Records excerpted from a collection
===============
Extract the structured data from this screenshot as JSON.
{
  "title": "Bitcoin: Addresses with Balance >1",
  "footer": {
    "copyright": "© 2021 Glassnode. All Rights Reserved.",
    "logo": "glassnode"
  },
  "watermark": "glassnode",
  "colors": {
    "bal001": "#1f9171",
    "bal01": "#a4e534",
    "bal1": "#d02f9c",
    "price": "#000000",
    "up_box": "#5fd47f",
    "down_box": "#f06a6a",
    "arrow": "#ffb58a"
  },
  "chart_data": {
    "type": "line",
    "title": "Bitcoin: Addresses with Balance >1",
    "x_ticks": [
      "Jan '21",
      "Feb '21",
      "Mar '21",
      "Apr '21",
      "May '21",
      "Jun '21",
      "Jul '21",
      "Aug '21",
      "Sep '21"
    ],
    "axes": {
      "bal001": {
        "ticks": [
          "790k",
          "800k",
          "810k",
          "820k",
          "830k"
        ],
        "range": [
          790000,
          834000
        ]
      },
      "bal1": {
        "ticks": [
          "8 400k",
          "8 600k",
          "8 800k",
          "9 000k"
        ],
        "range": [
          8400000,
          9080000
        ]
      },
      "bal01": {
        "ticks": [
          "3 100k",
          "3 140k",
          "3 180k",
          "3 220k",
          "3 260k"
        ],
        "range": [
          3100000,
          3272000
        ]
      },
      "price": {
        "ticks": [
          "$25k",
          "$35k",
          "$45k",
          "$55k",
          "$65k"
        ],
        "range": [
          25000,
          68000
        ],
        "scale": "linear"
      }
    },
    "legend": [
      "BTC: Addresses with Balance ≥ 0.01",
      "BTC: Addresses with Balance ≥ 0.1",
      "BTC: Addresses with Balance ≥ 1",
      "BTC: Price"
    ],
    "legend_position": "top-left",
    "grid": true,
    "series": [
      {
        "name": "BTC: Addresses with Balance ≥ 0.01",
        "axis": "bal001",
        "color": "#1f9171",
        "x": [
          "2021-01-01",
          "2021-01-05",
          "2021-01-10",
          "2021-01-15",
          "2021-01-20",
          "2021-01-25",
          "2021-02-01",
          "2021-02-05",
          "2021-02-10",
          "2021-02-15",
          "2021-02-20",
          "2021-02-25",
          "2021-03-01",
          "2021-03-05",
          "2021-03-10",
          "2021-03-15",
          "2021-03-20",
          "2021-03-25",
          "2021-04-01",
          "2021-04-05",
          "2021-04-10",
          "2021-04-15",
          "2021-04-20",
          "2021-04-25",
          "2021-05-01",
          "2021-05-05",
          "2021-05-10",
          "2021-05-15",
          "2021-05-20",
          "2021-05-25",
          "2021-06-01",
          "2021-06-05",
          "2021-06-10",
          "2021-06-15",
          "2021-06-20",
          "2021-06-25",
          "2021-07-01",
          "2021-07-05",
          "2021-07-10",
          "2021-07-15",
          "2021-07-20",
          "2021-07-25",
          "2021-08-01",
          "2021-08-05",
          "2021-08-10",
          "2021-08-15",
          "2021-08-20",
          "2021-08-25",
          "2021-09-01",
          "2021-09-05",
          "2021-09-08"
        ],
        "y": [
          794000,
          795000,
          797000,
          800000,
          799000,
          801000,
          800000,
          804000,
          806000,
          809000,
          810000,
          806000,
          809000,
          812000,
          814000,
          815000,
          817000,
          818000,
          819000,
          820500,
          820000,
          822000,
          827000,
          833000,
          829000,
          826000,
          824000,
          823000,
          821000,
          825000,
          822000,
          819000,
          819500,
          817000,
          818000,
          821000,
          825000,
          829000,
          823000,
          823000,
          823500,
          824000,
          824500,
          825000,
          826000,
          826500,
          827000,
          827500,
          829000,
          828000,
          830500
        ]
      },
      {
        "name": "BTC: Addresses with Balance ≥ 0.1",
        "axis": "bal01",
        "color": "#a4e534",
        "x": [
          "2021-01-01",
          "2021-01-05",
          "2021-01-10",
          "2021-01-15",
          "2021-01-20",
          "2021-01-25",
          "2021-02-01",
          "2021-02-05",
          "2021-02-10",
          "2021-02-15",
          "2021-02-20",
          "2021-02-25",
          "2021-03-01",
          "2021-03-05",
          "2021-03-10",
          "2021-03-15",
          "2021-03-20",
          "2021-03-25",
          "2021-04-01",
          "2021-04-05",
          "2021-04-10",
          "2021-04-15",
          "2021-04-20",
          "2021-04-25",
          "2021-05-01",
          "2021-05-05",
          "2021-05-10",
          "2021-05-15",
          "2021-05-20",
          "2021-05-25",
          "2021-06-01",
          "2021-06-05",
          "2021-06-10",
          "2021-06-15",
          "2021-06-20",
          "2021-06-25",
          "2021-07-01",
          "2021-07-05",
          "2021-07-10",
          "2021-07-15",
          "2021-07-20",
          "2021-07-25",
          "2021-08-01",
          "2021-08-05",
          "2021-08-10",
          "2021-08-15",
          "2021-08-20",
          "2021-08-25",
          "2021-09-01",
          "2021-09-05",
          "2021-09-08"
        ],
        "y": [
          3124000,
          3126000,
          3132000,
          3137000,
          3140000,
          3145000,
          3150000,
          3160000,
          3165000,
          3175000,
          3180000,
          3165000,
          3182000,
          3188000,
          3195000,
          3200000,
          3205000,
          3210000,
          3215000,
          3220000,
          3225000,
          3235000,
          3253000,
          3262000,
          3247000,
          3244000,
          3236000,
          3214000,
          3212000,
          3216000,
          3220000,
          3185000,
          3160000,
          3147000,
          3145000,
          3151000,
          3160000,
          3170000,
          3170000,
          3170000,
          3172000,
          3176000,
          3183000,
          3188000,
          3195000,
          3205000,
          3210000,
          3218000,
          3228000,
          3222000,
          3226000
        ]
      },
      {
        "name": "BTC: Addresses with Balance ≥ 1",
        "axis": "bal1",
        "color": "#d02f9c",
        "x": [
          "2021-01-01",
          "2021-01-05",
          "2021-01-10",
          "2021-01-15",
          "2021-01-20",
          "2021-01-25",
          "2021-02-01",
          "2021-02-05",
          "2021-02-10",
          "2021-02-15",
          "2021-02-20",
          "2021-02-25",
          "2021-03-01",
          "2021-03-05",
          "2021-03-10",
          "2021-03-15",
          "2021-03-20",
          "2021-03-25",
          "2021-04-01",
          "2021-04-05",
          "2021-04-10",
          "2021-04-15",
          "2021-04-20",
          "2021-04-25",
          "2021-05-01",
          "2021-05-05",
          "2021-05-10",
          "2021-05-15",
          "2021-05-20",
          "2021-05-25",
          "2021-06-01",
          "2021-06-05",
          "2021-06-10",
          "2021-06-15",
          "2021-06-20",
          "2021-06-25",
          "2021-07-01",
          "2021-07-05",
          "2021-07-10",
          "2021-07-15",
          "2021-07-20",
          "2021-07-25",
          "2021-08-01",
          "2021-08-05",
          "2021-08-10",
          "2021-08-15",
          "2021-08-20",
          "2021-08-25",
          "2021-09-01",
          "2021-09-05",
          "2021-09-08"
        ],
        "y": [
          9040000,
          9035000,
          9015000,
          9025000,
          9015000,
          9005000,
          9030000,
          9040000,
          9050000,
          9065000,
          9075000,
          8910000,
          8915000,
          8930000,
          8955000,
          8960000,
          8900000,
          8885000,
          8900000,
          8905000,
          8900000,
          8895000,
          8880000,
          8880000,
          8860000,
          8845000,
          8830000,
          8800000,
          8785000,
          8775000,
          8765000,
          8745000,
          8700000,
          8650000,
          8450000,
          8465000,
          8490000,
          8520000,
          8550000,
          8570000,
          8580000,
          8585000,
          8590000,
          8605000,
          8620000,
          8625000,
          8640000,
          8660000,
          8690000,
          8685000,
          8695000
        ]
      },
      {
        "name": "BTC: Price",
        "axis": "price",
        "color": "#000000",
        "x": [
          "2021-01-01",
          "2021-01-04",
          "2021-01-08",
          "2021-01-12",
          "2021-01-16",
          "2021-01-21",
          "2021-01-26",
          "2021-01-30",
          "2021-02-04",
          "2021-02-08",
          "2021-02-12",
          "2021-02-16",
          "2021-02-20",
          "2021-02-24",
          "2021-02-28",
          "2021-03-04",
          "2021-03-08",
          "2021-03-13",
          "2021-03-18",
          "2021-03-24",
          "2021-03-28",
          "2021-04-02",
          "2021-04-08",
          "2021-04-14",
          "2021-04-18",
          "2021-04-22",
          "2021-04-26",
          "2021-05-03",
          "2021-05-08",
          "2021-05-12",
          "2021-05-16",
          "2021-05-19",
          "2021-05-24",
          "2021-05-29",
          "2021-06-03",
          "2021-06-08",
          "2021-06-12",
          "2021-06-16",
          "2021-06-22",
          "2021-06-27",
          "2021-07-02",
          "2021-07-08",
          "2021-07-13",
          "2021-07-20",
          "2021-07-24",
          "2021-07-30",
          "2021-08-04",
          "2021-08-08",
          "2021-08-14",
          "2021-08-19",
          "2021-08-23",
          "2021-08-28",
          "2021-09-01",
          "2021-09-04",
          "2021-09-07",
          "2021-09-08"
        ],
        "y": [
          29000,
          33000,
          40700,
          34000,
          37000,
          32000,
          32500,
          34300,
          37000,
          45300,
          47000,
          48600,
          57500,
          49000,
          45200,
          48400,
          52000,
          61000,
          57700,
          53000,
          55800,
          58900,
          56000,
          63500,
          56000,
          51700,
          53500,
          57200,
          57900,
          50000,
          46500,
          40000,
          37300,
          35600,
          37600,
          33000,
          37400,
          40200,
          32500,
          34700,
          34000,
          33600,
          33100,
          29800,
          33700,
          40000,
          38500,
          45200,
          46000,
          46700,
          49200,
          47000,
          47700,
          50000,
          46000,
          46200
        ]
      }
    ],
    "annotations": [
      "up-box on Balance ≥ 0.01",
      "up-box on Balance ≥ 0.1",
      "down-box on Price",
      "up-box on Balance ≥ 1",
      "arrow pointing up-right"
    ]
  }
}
===============
__Your instructions__. Find how many lines in the material hold the word "with" and state that number alone.

__Response__. 8